--- Start of LISTED RECORDS ---
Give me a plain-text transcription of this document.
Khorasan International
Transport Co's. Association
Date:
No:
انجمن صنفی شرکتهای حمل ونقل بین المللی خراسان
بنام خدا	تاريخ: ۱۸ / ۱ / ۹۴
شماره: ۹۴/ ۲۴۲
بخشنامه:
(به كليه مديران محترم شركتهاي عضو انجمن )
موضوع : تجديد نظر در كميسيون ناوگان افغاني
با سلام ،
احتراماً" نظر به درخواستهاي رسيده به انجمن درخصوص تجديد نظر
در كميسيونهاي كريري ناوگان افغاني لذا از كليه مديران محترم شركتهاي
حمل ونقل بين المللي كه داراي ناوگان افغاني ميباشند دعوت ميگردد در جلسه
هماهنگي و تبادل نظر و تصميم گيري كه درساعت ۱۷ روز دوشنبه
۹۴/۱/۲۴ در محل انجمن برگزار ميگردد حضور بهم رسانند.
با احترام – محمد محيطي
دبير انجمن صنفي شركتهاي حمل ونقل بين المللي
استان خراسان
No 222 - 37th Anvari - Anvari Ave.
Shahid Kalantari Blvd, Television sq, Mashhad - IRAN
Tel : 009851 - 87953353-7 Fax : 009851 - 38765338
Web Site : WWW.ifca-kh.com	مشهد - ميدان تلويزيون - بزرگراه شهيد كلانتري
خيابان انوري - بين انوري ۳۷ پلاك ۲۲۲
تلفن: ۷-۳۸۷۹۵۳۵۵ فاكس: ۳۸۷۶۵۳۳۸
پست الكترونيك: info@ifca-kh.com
--- End of LISTED RECORDS ---
_WHAT NEEDS TO BE DONE_
The records above are to be repeated exactly, in their entirety.

_ANSWER FOR THE TASK_
Give me a plain-text transcription of this document.
Khorasan International
Transport Co's. Association
Date:
No:
انجمن صنفی شرکتهای حمل ونقل بین المللی خراسان
بنام خدا	تاريخ: ۱۸ / ۱ / ۹۴
شماره: ۹۴/ ۲۴۲
بخشنامه:
(به كليه مديران محترم شركتهاي عضو انجمن )
موضوع : تجديد نظر در كميسيون ناوگان افغاني
با سلام ،
احتراماً" نظر به درخواستهاي رسيده به انجمن درخصوص تجديد نظر
در كميسيونهاي كريري ناوگان افغاني لذا از كليه مديران محترم شركتهاي
حمل ونقل بين المللي كه داراي ناوگان افغاني ميباشند دعوت ميگردد در جلسه
هماهنگي و تبادل نظر و تصميم گيري كه درساعت ۱۷ روز دوشنبه
۹۴/۱/۲۴ در محل انجمن برگزار ميگردد حضور بهم رسانند.
با احترام – محمد محيطي
دبير انجمن صنفي شركتهاي حمل ونقل بين المللي
استان خراسان
No 222 - 37th Anvari - Anvari Ave.
Shahid Kalantari Blvd, Television sq, Mashhad - IRAN
Tel : 009851 - 87953353-7 Fax : 009851 - 38765338
Web Site : WWW.ifca-kh.com	مشهد - ميدان تلويزيون - بزرگراه شهيد كلانتري
خيابان انوري - بين انوري ۳۷ پلاك ۲۲۲
تلفن: ۷-۳۸۷۹۵۳۵۵ فاكس: ۳۸۷۶۵۳۳۸
پست الكترونيك: info@ifca-kh.com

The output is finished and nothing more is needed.